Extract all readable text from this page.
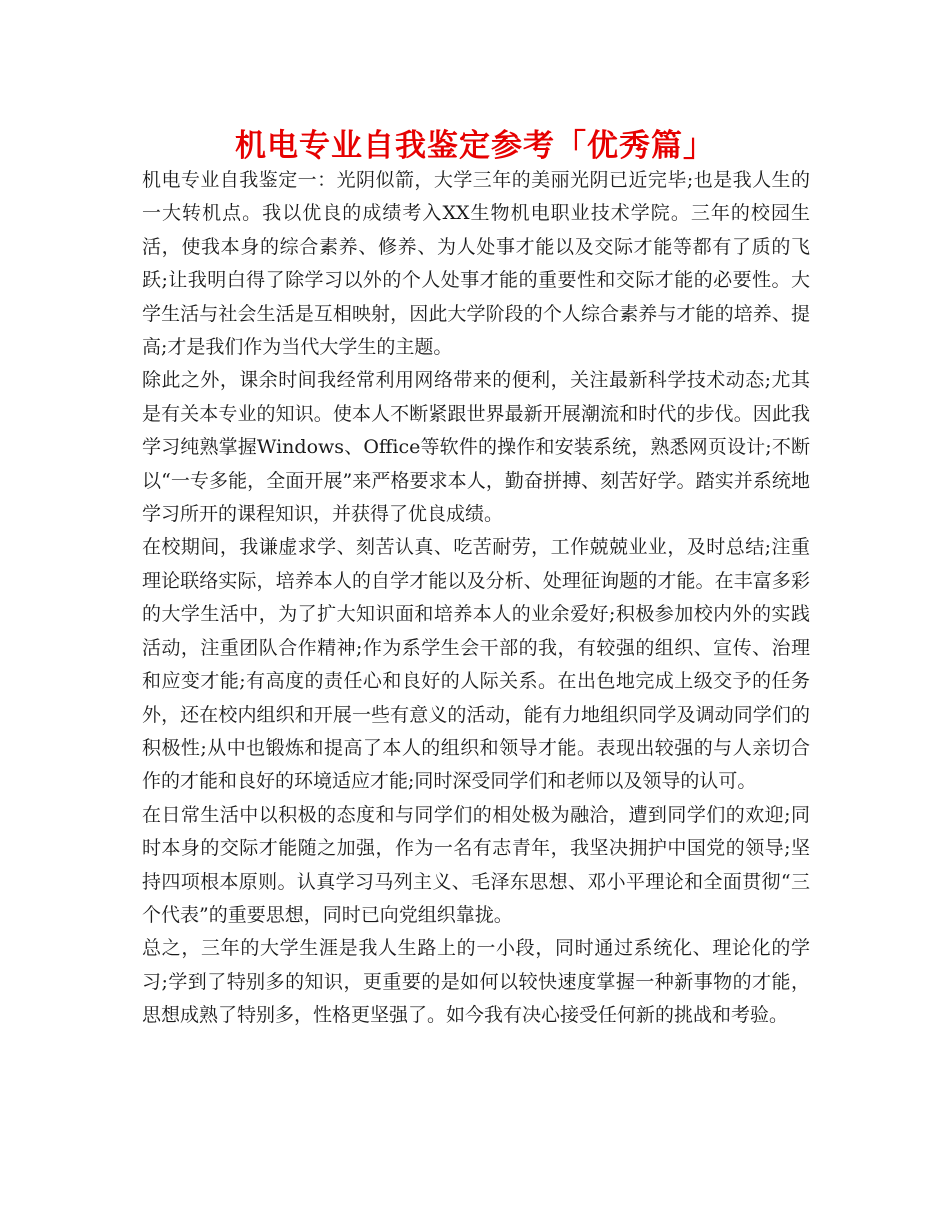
机电专业自我鉴定参考「优秀篇」

机电专业自我鉴定一：光阴似箭，大学三年的美丽光阴已近完毕;也是我人生的一大转机点。我以优良的成绩考入XX生物机电职业技术学院。三年的校园生活，使我本身的综合素养、修养、为人处事才能以及交际才能等都有了质的飞跃;让我明白得了除学习以外的个人处事才能的重要性和交际才能的必要性。大学生活与社会生活是互相映射，因此大学阶段的个人综合素养与才能的培养、提高;才是我们作为当代大学生的主题。

除此之外，课余时间我经常利用网络带来的便利，关注最新科学技术动态;尤其是有关本专业的知识。使本人不断紧跟世界最新开展潮流和时代的步伐。因此我学习纯熟掌握Windows、Office等软件的操作和安装系统，熟悉网页设计;不断以“一专多能，全面开展”来严格要求本人，勤奋拼搏、刻苦好学。踏实并系统地学习所开的课程知识，并获得了优良成绩。

在校期间，我谦虚求学、刻苦认真、吃苦耐劳，工作兢兢业业，及时总结;注重理论联络实际，培养本人的自学才能以及分析、处理征询题的才能。在丰富多彩的大学生活中，为了扩大知识面和培养本人的业余爱好;积极参加校内外的实践活动，注重团队合作精神;作为系学生会干部的我，有较强的组织、宣传、治理和应变才能;有高度的责任心和良好的人际关系。在出色地完成上级交予的任务外，还在校内组织和开展一些有意义的活动，能有力地组织同学及调动同学们的积极性;从中也锻炼和提高了本人的组织和领导才能。表现出较强的与人亲切合作的才能和良好的环境适应才能;同时深受同学们和老师以及领导的认可。

在日常生活中以积极的态度和与同学们的相处极为融洽，遭到同学们的欢迎;同时本身的交际才能随之加强，作为一名有志青年，我坚决拥护中国党的领导;坚持四项根本原则。认真学习马列主义、毛泽东思想、邓小平理论和全面贯彻“三个代表”的重要思想，同时已向党组织靠拢。

总之，三年的大学生涯是我人生路上的一小段，同时通过系统化、理论化的学习;学到了特别多的知识，更重要的是如何以较快速度掌握一种新事物的才能，思想成熟了特别多，性格更坚强了。如今我有决心接受任何新的挑战和考验。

> _WHAT TO PRODUCE_:
Output every entry exactly as given; pictures are not part of the copy.

> _PROBLEM SOLUTION_:
Extract all readable text from this page.
机电专业自我鉴定参考「优秀篇」

机电专业自我鉴定一：光阴似箭，大学三年的美丽光阴已近完毕;也是我人生的一大转机点。我以优良的成绩考入XX生物机电职业技术学院。三年的校园生活，使我本身的综合素养、修养、为人处事才能以及交际才能等都有了质的飞跃;让我明白得了除学习以外的个人处事才能的重要性和交际才能的必要性。大学生活与社会生活是互相映射，因此大学阶段的个人综合素养与才能的培养、提高;才是我们作为当代大学生的主题。

除此之外，课余时间我经常利用网络带来的便利，关注最新科学技术动态;尤其是有关本专业的知识。使本人不断紧跟世界最新开展潮流和时代的步伐。因此我学习纯熟掌握Windows、Office等软件的操作和安装系统，熟悉网页设计;不断以“一专多能，全面开展”来严格要求本人，勤奋拼搏、刻苦好学。踏实并系统地学习所开的课程知识，并获得了优良成绩。

在校期间，我谦虚求学、刻苦认真、吃苦耐劳，工作兢兢业业，及时总结;注重理论联络实际，培养本人的自学才能以及分析、处理征询题的才能。在丰富多彩的大学生活中，为了扩大知识面和培养本人的业余爱好;积极参加校内外的实践活动，注重团队合作精神;作为系学生会干部的我，有较强的组织、宣传、治理和应变才能;有高度的责任心和良好的人际关系。在出色地完成上级交予的任务外，还在校内组织和开展一些有意义的活动，能有力地组织同学及调动同学们的积极性;从中也锻炼和提高了本人的组织和领导才能。表现出较强的与人亲切合作的才能和良好的环境适应才能;同时深受同学们和老师以及领导的认可。

在日常生活中以积极的态度和与同学们的相处极为融洽，遭到同学们的欢迎;同时本身的交际才能随之加强，作为一名有志青年，我坚决拥护中国党的领导;坚持四项根本原则。认真学习马列主义、毛泽东思想、邓小平理论和全面贯彻“三个代表”的重要思想，同时已向党组织靠拢。

总之，三年的大学生涯是我人生路上的一小段，同时通过系统化、理论化的学习;学到了特别多的知识，更重要的是如何以较快速度掌握一种新事物的才能，思想成熟了特别多，性格更坚强了。如今我有决心接受任何新的挑战和考验。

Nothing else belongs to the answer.